▶ STATED PROBLEM
Extract the entries below without any change, from the first line through the line that contains "column-number: 9 <box>557 426 574 455</box>", including both of those lines.

▶ PROVIDED RECORDS
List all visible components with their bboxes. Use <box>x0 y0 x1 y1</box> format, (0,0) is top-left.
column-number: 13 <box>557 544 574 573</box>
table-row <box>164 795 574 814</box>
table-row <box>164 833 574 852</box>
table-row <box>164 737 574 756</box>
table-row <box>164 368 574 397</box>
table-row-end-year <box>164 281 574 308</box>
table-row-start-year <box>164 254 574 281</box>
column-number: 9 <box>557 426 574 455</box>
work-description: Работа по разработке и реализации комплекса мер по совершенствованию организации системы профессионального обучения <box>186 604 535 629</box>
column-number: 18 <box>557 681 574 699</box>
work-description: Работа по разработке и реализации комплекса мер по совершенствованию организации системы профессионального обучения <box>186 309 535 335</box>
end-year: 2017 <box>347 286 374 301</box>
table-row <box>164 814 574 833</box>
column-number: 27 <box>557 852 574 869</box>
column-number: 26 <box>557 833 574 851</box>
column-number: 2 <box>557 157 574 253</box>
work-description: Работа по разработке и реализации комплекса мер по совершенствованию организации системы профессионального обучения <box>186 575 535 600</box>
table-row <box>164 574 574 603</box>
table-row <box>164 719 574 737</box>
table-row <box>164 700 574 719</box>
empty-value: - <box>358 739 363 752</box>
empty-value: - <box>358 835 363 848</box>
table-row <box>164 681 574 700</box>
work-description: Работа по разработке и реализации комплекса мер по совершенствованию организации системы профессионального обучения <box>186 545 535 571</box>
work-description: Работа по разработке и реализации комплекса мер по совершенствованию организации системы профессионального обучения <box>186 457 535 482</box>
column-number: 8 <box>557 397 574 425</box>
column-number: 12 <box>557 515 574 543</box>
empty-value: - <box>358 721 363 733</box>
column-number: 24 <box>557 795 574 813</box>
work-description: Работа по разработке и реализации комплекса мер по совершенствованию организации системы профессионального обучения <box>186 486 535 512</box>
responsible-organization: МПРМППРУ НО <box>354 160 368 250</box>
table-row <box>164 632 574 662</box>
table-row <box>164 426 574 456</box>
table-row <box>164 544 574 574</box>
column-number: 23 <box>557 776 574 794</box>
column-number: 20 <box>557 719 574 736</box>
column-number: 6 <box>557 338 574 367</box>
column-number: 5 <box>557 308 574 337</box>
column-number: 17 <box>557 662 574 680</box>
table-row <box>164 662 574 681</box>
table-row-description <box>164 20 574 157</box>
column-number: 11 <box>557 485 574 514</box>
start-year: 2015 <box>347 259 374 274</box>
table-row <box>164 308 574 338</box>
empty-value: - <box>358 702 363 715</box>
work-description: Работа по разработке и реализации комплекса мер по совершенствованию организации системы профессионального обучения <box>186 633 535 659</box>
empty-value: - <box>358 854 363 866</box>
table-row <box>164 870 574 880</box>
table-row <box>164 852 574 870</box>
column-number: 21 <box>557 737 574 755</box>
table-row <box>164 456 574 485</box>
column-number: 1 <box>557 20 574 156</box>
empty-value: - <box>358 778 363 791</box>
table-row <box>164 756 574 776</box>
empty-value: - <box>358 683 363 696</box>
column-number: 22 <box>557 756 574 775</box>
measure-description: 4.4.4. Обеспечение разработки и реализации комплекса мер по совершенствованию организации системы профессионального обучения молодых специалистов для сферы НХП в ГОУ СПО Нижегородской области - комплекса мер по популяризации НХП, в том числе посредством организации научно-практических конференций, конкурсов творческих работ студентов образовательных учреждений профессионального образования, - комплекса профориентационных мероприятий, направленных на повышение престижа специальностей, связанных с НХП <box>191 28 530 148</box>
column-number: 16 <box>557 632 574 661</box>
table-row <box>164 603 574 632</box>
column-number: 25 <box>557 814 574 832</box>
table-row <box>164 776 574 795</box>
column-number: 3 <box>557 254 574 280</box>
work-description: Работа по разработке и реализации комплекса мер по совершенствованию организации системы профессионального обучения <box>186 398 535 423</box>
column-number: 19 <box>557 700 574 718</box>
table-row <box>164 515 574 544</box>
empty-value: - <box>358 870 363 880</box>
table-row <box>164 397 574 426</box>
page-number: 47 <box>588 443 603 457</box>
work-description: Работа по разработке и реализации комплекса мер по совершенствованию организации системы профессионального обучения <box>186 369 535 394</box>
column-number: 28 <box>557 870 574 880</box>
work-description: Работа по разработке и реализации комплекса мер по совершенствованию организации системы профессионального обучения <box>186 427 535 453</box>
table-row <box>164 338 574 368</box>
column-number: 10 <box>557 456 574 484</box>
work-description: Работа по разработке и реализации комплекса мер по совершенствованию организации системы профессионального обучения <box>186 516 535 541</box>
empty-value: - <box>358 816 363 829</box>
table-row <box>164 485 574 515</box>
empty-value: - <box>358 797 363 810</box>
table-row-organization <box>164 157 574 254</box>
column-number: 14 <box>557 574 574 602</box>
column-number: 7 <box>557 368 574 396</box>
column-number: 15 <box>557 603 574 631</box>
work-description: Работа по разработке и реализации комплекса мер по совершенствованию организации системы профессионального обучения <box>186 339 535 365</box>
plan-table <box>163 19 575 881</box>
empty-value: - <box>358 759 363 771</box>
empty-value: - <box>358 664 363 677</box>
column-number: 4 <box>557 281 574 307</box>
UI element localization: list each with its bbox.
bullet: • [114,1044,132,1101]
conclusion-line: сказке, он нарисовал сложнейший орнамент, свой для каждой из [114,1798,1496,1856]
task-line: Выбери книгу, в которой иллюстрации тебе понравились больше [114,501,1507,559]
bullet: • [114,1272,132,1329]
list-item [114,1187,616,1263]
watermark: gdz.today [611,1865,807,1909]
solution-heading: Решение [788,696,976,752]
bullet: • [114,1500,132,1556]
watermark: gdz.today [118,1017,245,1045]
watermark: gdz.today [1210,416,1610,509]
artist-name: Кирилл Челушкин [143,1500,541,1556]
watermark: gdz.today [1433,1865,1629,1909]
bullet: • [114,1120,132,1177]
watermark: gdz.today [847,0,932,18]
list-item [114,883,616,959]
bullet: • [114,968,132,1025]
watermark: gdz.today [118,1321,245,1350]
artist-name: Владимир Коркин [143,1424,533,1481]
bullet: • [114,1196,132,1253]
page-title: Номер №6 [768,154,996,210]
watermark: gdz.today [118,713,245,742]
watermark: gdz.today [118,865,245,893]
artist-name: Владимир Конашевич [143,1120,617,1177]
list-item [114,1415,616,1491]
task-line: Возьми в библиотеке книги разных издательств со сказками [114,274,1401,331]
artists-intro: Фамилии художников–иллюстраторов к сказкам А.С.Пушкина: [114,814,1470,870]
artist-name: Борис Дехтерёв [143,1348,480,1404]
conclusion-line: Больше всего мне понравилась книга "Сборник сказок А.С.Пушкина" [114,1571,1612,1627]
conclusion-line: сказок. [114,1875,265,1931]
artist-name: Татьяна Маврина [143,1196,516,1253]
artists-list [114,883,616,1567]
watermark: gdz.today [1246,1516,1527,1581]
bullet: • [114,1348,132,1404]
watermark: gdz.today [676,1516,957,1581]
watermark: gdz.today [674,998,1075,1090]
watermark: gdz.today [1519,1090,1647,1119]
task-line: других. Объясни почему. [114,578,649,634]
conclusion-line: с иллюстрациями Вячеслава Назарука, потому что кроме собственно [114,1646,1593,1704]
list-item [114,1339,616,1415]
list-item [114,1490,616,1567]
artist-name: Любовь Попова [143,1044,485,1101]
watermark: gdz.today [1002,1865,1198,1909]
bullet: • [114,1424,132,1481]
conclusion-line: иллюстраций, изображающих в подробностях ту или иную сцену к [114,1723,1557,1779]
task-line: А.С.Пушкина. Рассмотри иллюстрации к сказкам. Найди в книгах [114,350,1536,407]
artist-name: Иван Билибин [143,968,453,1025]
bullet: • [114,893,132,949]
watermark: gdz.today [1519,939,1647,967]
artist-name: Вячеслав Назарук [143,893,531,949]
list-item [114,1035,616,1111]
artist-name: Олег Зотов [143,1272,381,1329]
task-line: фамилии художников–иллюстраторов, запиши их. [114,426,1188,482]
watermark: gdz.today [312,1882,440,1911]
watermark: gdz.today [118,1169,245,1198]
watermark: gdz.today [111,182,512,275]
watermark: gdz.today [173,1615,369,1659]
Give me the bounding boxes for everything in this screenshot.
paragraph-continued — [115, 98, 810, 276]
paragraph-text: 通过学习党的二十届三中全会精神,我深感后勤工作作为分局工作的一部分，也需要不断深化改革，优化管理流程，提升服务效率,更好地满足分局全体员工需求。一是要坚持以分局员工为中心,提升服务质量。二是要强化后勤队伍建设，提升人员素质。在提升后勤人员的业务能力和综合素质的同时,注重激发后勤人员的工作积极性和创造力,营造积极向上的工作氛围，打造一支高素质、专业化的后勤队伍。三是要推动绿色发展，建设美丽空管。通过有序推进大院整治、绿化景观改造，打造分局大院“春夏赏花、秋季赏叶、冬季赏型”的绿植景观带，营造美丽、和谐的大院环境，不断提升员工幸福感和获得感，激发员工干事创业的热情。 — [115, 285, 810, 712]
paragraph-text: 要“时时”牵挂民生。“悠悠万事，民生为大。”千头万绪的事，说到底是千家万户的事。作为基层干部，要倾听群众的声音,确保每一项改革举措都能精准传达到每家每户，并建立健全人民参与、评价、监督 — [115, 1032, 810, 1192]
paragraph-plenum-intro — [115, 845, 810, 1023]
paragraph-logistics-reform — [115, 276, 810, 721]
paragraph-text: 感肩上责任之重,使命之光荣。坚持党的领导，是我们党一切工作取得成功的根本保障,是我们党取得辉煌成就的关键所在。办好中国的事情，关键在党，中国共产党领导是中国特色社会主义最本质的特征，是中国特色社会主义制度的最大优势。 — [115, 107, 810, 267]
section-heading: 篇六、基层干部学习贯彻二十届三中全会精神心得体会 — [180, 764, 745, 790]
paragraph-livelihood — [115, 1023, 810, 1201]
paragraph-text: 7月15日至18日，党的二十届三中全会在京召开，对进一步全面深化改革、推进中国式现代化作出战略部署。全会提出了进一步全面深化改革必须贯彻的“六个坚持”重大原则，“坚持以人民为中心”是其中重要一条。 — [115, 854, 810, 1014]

▶ SOLUTION BELOW
List all visible components with their bboxes. Use <box>x0 y0 x1 y1</box> format, (0,0) is top-left.
column-number: 13 <box>557 544 574 573</box>
table-row <box>164 795 574 814</box>
table-row <box>164 833 574 852</box>
table-row <box>164 737 574 756</box>
table-row <box>164 368 574 397</box>
table-row-end-year <box>164 281 574 308</box>
table-row-start-year <box>164 254 574 281</box>
column-number: 9 <box>557 426 574 455</box>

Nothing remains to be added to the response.